DIRECTIONS → Separate out the lines that hold "name".
==================================================
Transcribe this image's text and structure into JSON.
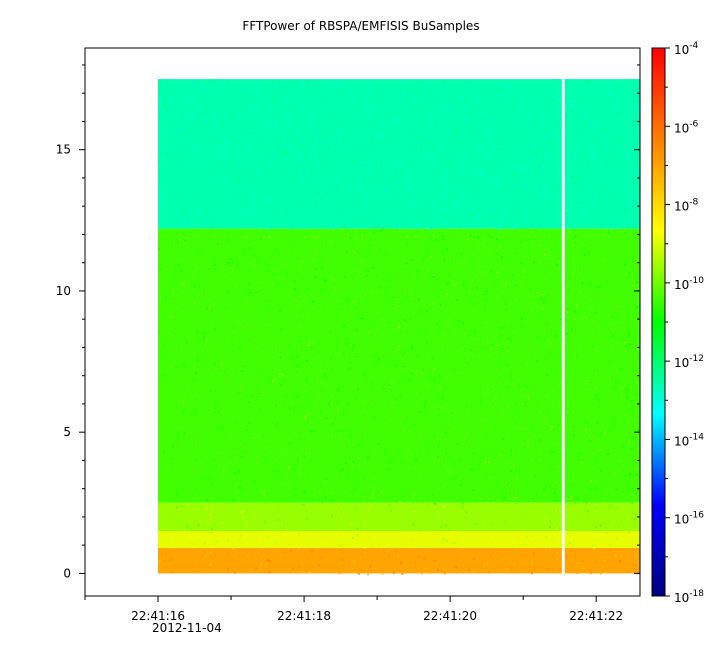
{
  "chart_data": {
    "type": "heatmap",
    "title": "FFTPower of RBSPA/EMFISIS  BuSamples",
    "xlabel": "",
    "ylabel": "",
    "x_ticks": [
      "22:41:16",
      "22:41:18",
      "22:41:20",
      "22:41:22"
    ],
    "x_tick_seconds": [
      16,
      18,
      20,
      22
    ],
    "x_date_label": "2012-11-04",
    "xlim_seconds": [
      15,
      22.6
    ],
    "data_x_range_seconds": [
      16.0,
      22.6
    ],
    "gap_seconds": 21.55,
    "y_ticks": [
      0,
      5,
      10,
      15
    ],
    "ylim": [
      -0.8,
      18.6
    ],
    "data_y_range": [
      0,
      17.5
    ],
    "colorbar": {
      "scale": "log",
      "range_exponent": [
        -18,
        -4
      ],
      "tick_base": "10",
      "tick_exponents": [
        "-4",
        "-6",
        "-8",
        "-10",
        "-12",
        "-14",
        "-16",
        "-18"
      ],
      "tick_values": [
        -4,
        -6,
        -8,
        -10,
        -12,
        -14,
        -16,
        -18
      ],
      "colors": [
        "#00007f",
        "#0000ff",
        "#00ffff",
        "#00ff00",
        "#ffff00",
        "#ff7f00",
        "#ff0000"
      ]
    },
    "bands": [
      {
        "y_from": 12.2,
        "y_to": 17.5,
        "log_power": -12.6
      },
      {
        "y_from": 2.5,
        "y_to": 12.2,
        "log_power": -10.4
      },
      {
        "y_from": 1.5,
        "y_to": 2.5,
        "log_power": -9.6
      },
      {
        "y_from": 0.9,
        "y_to": 1.5,
        "log_power": -8.9
      },
      {
        "y_from": 0.0,
        "y_to": 0.9,
        "log_power": -7.0
      }
    ]
  }
}
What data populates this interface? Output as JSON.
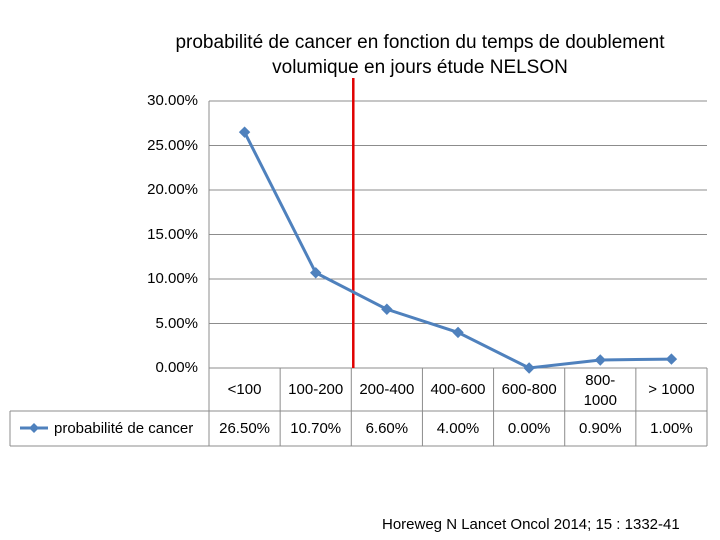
{
  "chart_data": {
    "type": "line",
    "title_line1": "probabilité de cancer en fonction du temps de doublement",
    "title_line2": "volumique en jours étude  NELSON",
    "categories": [
      "<100",
      "100-200",
      "200-400",
      "400-600",
      "600-800",
      "800-1000",
      "> 1000"
    ],
    "category_lines": [
      [
        "<100"
      ],
      [
        "100-200"
      ],
      [
        "200-400"
      ],
      [
        "400-600"
      ],
      [
        "600-800"
      ],
      [
        "800-",
        "1000"
      ],
      [
        "> 1000"
      ]
    ],
    "series": [
      {
        "name": "probabilité de cancer",
        "values": [
          26.5,
          10.7,
          6.6,
          4.0,
          0.0,
          0.9,
          1.0
        ],
        "value_labels": [
          "26.50%",
          "10.70%",
          "6.60%",
          "4.00%",
          "0.00%",
          "0.90%",
          "1.00%"
        ],
        "color": "#4f81bd"
      }
    ],
    "y_ticks": [
      "0.00%",
      "5.00%",
      "10.00%",
      "15.00%",
      "20.00%",
      "25.00%",
      "30.00%"
    ],
    "ylim": [
      0,
      30
    ],
    "grid": true,
    "data_table": true,
    "reference_line": {
      "between_categories": [
        "100-200",
        "200-400"
      ],
      "color": "#e00000"
    }
  },
  "citation": "Horeweg N  Lancet Oncol 2014; 15 : 1332-41"
}
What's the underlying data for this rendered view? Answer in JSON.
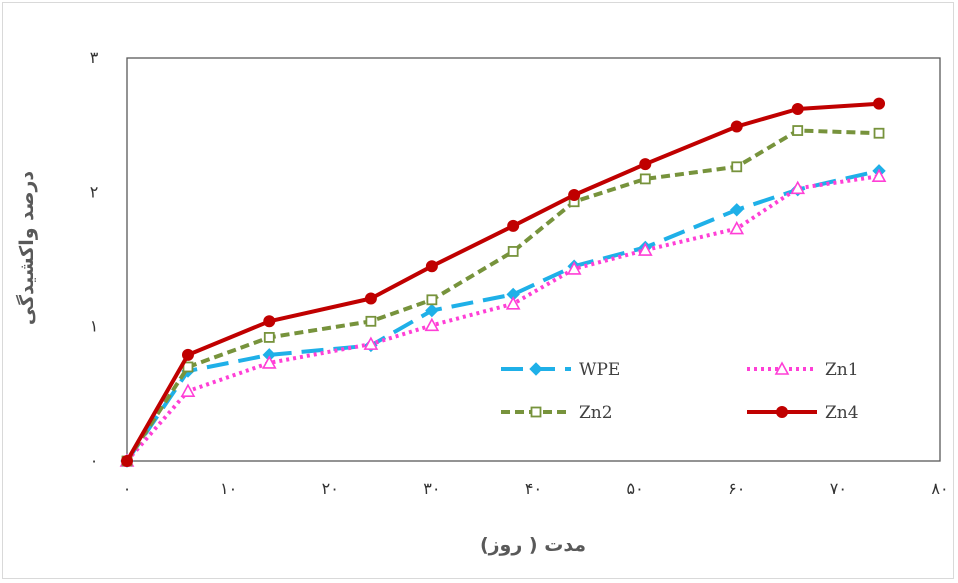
{
  "chart_data": {
    "type": "line",
    "xlabel": "مدت ( روز)",
    "ylabel": "درصد واکشیدگی",
    "xlim": [
      0,
      80
    ],
    "ylim": [
      0,
      3
    ],
    "x_ticks": [
      0,
      10,
      20,
      30,
      40,
      50,
      60,
      70,
      80
    ],
    "x_tick_labels": [
      "۰",
      "۱۰",
      "۲۰",
      "۳۰",
      "۴۰",
      "۵۰",
      "۶۰",
      "۷۰",
      "۸۰"
    ],
    "y_ticks": [
      0,
      1,
      2,
      3
    ],
    "y_tick_labels": [
      "۰",
      "۱",
      "۲",
      "۳"
    ],
    "grid": false,
    "legend": "inside-bottom-right",
    "series": [
      {
        "name": "WPE",
        "color": "#1fb0e8",
        "dash": "long-dash",
        "marker": "diamond",
        "x": [
          0,
          6,
          14,
          24,
          30,
          38,
          44,
          51,
          60,
          66,
          74
        ],
        "y": [
          0,
          0.67,
          0.79,
          0.86,
          1.12,
          1.24,
          1.45,
          1.59,
          1.87,
          2.02,
          2.16
        ]
      },
      {
        "name": "Zn1",
        "color": "#ff3fd6",
        "dash": "dotted",
        "marker": "triangle",
        "x": [
          0,
          6,
          14,
          24,
          30,
          38,
          44,
          51,
          60,
          66,
          74
        ],
        "y": [
          0,
          0.52,
          0.73,
          0.87,
          1.01,
          1.17,
          1.43,
          1.57,
          1.73,
          2.03,
          2.12
        ]
      },
      {
        "name": "Zn2",
        "color": "#77933c",
        "dash": "dashed",
        "marker": "square",
        "x": [
          0,
          6,
          14,
          24,
          30,
          38,
          44,
          51,
          60,
          66,
          74
        ],
        "y": [
          0,
          0.7,
          0.92,
          1.04,
          1.2,
          1.56,
          1.93,
          2.1,
          2.19,
          2.46,
          2.44
        ]
      },
      {
        "name": "Zn4",
        "color": "#c00000",
        "dash": "solid",
        "marker": "circle",
        "x": [
          0,
          6,
          14,
          24,
          30,
          38,
          44,
          51,
          60,
          66,
          74
        ],
        "y": [
          0,
          0.79,
          1.04,
          1.21,
          1.45,
          1.75,
          1.98,
          2.21,
          2.49,
          2.62,
          2.66
        ]
      }
    ]
  }
}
==================================================
EXERCISE OUTPUT →
        "name": "probabilité de cancer",
        "name": "WPE",
        "name": "Zn1",
        "name": "Zn2",
        "name": "Zn4",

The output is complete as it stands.